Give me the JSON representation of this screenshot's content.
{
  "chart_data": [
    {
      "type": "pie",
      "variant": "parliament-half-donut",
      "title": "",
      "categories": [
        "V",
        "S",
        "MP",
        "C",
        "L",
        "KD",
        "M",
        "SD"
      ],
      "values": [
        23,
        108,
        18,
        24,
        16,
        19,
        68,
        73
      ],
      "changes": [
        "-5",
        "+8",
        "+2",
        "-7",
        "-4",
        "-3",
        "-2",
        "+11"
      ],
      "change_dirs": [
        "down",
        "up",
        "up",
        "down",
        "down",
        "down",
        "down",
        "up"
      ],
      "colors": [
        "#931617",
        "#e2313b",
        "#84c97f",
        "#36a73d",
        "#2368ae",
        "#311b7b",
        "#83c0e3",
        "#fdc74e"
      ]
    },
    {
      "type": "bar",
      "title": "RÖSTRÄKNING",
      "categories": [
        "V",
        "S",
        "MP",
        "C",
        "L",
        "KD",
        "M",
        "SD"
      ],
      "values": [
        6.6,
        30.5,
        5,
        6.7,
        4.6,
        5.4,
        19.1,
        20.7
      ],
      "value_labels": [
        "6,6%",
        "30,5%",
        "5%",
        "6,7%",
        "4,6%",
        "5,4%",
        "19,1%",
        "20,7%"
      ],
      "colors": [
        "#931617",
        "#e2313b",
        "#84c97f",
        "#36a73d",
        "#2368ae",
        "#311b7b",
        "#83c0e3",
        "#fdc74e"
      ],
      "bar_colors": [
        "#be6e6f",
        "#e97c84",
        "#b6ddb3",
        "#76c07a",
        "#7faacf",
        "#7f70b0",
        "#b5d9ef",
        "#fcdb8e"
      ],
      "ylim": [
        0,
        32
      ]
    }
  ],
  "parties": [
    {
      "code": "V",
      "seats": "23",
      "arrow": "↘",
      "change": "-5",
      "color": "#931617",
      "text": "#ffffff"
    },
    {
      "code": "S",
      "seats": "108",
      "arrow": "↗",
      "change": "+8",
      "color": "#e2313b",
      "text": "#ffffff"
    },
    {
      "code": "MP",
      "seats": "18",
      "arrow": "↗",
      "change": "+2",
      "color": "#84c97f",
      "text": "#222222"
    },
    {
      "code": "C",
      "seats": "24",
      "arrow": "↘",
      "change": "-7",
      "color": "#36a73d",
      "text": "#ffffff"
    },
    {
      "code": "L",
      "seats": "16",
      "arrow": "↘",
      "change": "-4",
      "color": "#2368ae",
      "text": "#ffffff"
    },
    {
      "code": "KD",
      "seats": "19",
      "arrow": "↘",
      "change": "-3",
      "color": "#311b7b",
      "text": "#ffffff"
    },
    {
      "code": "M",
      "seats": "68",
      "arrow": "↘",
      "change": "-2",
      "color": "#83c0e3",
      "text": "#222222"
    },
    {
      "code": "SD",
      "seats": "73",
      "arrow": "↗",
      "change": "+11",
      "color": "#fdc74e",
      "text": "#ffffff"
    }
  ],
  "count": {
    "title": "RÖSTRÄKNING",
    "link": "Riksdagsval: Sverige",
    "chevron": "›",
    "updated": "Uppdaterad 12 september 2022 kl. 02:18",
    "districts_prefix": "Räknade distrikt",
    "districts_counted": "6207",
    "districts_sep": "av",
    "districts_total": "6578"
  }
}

_THE TASK:_ All the entries above need to be reproduced exactly.

_COMPLETED TASK:_
Give me the JSON representation of this screenshot's content.
{
  "chart_data": [
    {
      "type": "pie",
      "variant": "parliament-half-donut",
      "title": "",
      "categories": [
        "V",
        "S",
        "MP",
        "C",
        "L",
        "KD",
        "M",
        "SD"
      ],
      "values": [
        23,
        108,
        18,
        24,
        16,
        19,
        68,
        73
      ],
      "changes": [
        "-5",
        "+8",
        "+2",
        "-7",
        "-4",
        "-3",
        "-2",
        "+11"
      ],
      "change_dirs": [
        "down",
        "up",
        "up",
        "down",
        "down",
        "down",
        "down",
        "up"
      ],
      "colors": [
        "#931617",
        "#e2313b",
        "#84c97f",
        "#36a73d",
        "#2368ae",
        "#311b7b",
        "#83c0e3",
        "#fdc74e"
      ]
    },
    {
      "type": "bar",
      "title": "RÖSTRÄKNING",
      "categories": [
        "V",
        "S",
        "MP",
        "C",
        "L",
        "KD",
        "M",
        "SD"
      ],
      "values": [
        6.6,
        30.5,
        5,
        6.7,
        4.6,
        5.4,
        19.1,
        20.7
      ],
      "value_labels": [
        "6,6%",
        "30,5%",
        "5%",
        "6,7%",
        "4,6%",
        "5,4%",
        "19,1%",
        "20,7%"
      ],
      "colors": [
        "#931617",
        "#e2313b",
        "#84c97f",
        "#36a73d",
        "#2368ae",
        "#311b7b",
        "#83c0e3",
        "#fdc74e"
      ],
      "bar_colors": [
        "#be6e6f",
        "#e97c84",
        "#b6ddb3",
        "#76c07a",
        "#7faacf",
        "#7f70b0",
        "#b5d9ef",
        "#fcdb8e"
      ],
      "ylim": [
        0,
        32
      ]
    }
  ],
  "parties": [
    {
      "code": "V",
      "seats": "23",
      "arrow": "↘",
      "change": "-5",
      "color": "#931617",
      "text": "#ffffff"
    },
    {
      "code": "S",
      "seats": "108",
      "arrow": "↗",
      "change": "+8",
      "color": "#e2313b",
      "text": "#ffffff"
    },
    {
      "code": "MP",
      "seats": "18",
      "arrow": "↗",
      "change": "+2",
      "color": "#84c97f",
      "text": "#222222"
    },
    {
      "code": "C",
      "seats": "24",
      "arrow": "↘",
      "change": "-7",
      "color": "#36a73d",
      "text": "#ffffff"
    },
    {
      "code": "L",
      "seats": "16",
      "arrow": "↘",
      "change": "-4",
      "color": "#2368ae",
      "text": "#ffffff"
    },
    {
      "code": "KD",
      "seats": "19",
      "arrow": "↘",
      "change": "-3",
      "color": "#311b7b",
      "text": "#ffffff"
    },
    {
      "code": "M",
      "seats": "68",
      "arrow": "↘",
      "change": "-2",
      "color": "#83c0e3",
      "text": "#222222"
    },
    {
      "code": "SD",
      "seats": "73",
      "arrow": "↗",
      "change": "+11",
      "color": "#fdc74e",
      "text": "#ffffff"
    }
  ],
  "count": {
    "title": "RÖSTRÄKNING",
    "link": "Riksdagsval: Sverige",
    "chevron": "›",
    "updated": "Uppdaterad 12 september 2022 kl. 02:18",
    "districts_prefix": "Räknade distrikt",
    "districts_counted": "6207",
    "districts_sep": "av",
    "districts_total": "6578"
  }
}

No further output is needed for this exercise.